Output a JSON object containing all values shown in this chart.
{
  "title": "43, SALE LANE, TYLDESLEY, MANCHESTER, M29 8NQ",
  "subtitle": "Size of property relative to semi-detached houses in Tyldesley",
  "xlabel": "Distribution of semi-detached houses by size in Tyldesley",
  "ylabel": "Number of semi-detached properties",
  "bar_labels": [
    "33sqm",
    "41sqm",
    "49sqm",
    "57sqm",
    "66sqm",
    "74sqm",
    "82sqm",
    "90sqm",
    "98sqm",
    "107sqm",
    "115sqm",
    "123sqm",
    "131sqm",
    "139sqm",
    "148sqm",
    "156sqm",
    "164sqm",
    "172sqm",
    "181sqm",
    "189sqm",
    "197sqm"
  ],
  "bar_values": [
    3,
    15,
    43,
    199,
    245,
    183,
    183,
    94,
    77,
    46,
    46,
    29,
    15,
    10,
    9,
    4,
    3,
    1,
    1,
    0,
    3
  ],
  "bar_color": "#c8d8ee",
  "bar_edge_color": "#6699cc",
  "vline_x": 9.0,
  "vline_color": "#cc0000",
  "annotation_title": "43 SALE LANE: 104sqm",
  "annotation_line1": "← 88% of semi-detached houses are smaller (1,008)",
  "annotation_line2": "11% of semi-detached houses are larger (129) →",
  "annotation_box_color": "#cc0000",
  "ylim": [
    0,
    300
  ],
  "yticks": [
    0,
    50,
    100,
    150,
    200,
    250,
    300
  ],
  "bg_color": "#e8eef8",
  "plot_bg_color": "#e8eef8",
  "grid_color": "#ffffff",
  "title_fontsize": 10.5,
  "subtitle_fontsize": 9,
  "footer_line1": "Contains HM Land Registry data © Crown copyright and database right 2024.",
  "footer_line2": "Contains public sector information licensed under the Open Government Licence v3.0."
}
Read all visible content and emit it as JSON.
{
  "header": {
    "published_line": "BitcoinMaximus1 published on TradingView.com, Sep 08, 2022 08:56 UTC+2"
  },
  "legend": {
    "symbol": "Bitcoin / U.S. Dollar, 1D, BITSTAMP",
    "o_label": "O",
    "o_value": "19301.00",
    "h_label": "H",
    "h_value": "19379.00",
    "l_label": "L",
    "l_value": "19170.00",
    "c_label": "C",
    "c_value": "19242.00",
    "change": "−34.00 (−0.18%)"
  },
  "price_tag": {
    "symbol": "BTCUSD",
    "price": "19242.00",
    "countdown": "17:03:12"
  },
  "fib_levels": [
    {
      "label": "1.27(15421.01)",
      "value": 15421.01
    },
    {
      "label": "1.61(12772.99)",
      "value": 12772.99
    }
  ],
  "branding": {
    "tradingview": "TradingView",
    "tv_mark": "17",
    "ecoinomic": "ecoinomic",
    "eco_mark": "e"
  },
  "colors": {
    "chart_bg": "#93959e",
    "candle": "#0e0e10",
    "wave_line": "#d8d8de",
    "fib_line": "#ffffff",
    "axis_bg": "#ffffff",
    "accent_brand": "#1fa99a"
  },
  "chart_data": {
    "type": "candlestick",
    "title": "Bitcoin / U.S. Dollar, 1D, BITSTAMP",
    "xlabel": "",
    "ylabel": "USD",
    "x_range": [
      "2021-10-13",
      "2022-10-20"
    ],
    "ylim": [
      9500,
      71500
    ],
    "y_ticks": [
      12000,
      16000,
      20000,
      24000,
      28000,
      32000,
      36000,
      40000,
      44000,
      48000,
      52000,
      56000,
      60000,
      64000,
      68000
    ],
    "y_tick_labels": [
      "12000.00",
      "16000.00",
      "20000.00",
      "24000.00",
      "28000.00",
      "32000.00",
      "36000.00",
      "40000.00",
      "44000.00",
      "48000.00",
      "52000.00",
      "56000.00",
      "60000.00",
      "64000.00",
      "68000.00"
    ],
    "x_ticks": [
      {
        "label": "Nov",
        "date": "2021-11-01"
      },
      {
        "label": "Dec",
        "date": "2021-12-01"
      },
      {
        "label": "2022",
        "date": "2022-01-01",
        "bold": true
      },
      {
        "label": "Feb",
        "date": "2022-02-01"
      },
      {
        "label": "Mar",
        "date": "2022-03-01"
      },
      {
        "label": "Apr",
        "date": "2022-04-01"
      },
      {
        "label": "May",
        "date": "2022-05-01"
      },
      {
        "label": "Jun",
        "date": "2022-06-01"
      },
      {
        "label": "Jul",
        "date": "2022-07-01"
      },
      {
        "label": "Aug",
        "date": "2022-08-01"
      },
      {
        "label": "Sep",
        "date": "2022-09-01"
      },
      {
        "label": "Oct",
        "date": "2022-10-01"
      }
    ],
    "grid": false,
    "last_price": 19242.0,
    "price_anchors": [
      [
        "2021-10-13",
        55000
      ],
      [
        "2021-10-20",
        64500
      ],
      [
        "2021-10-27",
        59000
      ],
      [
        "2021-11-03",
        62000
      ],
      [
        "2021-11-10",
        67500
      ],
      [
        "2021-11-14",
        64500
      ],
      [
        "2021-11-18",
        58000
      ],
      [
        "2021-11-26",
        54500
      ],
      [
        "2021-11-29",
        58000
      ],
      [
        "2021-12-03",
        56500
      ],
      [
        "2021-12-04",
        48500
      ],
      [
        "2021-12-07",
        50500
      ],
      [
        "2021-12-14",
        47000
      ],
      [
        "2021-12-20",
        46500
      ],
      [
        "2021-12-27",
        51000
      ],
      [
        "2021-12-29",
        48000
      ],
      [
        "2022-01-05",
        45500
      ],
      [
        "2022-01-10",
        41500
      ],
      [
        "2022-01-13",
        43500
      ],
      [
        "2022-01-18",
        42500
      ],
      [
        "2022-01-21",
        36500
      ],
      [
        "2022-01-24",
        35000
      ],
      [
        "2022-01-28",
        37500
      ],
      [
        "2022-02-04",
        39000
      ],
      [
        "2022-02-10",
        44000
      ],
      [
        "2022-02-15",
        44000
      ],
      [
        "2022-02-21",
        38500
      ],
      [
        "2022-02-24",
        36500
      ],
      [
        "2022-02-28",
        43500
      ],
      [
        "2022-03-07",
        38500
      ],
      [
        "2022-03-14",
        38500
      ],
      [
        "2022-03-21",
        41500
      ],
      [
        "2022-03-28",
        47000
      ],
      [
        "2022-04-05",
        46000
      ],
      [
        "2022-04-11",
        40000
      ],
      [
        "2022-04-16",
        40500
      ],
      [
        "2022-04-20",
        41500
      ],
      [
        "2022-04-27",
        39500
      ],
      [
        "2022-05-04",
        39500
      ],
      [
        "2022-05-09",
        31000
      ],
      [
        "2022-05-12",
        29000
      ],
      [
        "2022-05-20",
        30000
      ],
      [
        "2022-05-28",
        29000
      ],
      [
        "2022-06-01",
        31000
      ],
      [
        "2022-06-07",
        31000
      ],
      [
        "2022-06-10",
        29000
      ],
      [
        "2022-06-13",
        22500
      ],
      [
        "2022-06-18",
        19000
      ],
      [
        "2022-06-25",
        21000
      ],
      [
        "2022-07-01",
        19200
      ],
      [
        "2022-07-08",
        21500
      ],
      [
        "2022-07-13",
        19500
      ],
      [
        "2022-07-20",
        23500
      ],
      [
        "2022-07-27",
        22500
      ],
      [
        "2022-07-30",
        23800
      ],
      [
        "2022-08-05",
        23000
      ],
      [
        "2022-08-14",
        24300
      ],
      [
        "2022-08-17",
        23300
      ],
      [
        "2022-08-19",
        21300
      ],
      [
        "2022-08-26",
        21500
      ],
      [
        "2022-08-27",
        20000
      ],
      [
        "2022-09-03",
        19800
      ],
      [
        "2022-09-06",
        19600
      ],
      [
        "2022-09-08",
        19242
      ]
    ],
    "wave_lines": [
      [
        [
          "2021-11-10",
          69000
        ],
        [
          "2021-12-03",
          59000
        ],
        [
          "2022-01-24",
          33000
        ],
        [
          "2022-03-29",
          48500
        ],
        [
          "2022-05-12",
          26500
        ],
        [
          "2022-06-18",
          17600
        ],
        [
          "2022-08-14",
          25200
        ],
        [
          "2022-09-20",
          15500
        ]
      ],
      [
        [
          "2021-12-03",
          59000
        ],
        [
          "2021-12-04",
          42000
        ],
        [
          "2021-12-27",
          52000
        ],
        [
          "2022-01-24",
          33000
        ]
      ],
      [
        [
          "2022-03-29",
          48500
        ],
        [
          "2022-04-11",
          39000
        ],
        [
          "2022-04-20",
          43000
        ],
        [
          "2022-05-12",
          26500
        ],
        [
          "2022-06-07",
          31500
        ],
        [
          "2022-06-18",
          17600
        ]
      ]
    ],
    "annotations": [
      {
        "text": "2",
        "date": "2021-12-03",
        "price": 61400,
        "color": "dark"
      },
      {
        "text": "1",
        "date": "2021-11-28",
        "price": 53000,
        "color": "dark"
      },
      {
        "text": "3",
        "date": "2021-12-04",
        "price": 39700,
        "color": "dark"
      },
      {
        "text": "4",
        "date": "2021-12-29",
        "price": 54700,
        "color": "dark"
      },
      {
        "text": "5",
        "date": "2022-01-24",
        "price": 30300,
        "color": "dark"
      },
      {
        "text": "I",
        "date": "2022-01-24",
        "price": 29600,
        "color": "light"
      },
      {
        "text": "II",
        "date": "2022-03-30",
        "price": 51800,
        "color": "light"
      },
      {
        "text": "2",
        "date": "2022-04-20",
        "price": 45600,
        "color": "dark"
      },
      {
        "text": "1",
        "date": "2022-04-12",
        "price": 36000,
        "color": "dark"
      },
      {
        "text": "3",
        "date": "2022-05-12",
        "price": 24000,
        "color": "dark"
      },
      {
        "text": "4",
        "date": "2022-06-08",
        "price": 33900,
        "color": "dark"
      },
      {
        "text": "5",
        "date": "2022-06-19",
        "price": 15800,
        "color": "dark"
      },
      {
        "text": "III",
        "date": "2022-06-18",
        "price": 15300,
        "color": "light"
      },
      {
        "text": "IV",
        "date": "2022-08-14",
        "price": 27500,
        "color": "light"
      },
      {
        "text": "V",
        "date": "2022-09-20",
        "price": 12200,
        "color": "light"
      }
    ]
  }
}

------------------------------

Using the listing above, return all lines where the word "xlabel" occurs.

  "xlabel": "Distribution of semi-detached houses by size in Tyldesley",
    "xlabel": "",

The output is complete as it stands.